> **Instructions to follow**
Locate every line in the records below that contains the word "JSON", and copy each one.

(Records about charts and figures)

----------------

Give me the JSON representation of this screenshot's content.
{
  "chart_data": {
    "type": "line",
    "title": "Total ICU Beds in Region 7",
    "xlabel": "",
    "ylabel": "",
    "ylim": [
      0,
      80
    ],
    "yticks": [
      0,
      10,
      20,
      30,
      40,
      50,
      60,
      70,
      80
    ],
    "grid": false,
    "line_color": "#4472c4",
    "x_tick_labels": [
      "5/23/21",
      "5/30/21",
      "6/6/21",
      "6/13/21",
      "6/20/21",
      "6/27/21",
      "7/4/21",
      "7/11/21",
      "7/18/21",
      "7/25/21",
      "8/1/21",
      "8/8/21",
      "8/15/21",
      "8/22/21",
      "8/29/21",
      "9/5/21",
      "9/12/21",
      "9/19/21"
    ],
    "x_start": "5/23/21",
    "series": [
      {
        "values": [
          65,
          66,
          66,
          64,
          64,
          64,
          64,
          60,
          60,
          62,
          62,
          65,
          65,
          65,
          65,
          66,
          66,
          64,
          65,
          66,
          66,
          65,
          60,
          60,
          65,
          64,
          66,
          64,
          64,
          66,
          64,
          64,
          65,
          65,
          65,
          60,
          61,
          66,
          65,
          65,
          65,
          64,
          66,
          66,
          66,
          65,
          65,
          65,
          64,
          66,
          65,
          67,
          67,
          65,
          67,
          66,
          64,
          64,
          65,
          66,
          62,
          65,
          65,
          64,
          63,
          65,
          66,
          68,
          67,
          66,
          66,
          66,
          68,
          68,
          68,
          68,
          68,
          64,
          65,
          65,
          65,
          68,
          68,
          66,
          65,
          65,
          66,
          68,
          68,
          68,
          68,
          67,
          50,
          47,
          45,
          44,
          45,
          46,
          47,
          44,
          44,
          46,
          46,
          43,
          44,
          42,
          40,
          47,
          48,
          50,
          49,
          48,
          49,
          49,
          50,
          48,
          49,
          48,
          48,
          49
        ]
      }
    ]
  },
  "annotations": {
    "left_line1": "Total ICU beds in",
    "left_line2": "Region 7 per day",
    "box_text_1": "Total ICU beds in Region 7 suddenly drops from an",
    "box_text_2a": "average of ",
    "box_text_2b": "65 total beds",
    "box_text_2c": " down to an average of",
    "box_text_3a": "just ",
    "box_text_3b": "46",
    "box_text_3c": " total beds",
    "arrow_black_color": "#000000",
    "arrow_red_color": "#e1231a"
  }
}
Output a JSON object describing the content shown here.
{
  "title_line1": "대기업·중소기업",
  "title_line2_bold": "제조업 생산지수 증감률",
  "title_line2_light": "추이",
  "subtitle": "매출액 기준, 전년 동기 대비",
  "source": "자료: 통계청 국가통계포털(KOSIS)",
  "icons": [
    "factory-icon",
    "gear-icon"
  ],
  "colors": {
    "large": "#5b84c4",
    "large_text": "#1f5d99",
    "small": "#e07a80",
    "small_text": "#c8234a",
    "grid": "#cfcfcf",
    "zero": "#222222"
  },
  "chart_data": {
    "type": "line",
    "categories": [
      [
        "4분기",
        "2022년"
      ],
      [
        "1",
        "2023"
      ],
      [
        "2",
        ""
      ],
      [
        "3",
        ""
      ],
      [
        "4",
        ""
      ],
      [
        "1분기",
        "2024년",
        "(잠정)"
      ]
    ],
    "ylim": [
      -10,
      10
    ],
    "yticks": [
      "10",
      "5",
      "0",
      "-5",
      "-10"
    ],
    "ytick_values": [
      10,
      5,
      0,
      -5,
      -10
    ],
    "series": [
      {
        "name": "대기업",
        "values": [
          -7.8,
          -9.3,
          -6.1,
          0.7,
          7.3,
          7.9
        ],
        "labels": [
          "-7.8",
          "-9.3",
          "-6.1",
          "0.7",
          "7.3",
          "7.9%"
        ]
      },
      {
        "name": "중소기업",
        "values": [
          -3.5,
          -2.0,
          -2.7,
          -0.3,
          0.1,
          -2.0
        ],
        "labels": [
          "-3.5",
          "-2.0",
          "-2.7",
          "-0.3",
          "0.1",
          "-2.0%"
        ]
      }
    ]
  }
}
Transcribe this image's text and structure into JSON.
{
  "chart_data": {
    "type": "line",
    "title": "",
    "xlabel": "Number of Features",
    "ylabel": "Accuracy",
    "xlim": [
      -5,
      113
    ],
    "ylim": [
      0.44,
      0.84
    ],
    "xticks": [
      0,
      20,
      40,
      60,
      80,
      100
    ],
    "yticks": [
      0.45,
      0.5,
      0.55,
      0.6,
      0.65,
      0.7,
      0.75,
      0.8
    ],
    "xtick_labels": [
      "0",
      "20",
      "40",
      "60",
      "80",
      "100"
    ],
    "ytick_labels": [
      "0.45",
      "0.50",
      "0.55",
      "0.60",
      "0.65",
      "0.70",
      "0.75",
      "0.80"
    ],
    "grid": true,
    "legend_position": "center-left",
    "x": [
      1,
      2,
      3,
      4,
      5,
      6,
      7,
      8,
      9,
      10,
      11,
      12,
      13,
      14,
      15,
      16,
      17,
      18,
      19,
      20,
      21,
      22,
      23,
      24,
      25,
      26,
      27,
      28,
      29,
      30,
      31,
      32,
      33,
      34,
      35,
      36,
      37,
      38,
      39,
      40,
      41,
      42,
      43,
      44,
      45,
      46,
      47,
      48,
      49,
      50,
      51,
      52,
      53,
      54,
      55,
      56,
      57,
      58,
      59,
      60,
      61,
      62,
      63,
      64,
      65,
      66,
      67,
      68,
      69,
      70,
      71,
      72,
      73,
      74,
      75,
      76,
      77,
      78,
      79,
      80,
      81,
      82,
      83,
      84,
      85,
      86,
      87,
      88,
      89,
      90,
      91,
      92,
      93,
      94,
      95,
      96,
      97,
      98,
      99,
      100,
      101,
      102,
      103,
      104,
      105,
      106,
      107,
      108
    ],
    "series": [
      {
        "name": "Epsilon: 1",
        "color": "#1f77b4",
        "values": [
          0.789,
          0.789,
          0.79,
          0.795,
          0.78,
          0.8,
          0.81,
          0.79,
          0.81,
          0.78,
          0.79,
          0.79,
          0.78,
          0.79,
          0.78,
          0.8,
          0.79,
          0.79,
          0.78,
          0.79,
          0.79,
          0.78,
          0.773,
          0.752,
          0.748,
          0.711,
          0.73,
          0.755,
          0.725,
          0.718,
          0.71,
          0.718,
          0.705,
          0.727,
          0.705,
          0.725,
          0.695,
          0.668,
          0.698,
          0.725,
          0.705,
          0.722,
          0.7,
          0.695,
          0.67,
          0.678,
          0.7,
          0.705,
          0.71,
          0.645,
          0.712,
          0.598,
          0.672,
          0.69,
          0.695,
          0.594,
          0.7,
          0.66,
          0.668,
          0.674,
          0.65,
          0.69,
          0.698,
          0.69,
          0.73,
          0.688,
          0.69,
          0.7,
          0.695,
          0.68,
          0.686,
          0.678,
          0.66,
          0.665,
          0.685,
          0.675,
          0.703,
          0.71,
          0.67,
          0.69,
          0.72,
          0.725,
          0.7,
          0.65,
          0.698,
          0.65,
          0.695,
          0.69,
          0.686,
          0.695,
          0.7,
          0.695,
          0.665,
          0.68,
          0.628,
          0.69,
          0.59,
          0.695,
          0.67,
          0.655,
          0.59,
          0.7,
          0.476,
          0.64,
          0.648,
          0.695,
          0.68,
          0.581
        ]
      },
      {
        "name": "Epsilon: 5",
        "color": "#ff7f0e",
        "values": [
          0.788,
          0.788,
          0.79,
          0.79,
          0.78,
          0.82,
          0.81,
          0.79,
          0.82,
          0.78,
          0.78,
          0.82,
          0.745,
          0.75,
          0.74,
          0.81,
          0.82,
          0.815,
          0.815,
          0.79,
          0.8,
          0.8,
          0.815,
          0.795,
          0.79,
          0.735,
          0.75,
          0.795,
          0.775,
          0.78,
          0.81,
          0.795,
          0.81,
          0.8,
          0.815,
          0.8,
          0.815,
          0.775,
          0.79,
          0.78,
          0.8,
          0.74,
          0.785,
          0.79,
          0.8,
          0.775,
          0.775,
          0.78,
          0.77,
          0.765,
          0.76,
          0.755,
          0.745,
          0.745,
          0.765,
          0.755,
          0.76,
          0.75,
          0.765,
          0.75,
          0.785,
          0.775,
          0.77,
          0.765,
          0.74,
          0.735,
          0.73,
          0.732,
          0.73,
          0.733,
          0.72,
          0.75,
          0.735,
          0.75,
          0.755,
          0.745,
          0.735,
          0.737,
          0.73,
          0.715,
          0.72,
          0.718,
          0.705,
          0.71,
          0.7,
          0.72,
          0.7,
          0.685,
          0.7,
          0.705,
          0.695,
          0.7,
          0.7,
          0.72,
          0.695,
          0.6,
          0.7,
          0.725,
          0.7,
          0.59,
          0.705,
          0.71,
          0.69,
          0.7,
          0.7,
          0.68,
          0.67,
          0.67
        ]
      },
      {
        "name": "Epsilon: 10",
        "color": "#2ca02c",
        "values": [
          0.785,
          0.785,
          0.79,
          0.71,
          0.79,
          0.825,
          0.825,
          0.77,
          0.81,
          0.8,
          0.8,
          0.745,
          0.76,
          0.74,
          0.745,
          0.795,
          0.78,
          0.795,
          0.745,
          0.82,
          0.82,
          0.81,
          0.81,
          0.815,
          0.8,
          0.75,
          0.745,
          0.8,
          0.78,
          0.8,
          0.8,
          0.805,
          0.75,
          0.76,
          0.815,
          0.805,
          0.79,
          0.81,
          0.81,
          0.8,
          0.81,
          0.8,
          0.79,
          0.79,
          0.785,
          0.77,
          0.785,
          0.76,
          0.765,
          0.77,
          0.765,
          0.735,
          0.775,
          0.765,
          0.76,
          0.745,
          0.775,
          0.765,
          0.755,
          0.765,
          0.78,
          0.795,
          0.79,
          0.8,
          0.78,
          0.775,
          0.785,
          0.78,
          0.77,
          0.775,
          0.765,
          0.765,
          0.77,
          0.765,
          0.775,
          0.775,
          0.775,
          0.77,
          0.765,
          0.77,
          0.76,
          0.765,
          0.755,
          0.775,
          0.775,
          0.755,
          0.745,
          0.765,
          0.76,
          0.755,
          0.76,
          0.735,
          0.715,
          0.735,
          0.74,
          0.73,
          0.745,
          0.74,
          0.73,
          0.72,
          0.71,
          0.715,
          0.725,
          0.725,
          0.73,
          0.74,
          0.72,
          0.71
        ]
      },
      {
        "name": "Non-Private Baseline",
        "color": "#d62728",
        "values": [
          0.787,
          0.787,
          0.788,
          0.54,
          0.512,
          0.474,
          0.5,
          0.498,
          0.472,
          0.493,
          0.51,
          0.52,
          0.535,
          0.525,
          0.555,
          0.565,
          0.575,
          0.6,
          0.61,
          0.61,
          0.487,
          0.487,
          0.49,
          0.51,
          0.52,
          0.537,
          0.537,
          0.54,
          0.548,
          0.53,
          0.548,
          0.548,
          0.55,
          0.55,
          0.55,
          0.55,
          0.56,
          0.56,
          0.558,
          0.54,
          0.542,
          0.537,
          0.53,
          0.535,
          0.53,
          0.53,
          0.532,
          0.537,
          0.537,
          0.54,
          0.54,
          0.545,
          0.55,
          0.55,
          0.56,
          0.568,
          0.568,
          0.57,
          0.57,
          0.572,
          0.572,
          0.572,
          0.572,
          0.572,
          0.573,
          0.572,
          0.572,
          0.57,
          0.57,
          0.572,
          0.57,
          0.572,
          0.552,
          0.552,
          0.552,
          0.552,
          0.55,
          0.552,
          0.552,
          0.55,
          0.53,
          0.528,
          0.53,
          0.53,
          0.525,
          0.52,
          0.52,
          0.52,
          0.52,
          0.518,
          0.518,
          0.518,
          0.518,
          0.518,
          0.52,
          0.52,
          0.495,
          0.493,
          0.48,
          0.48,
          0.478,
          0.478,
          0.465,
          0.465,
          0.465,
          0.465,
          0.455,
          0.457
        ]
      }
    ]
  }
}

----------------

> **Answer in full**
Give me the JSON representation of this screenshot's content.
Output a JSON object describing the content shown here.
Transcribe this image's text and structure into JSON.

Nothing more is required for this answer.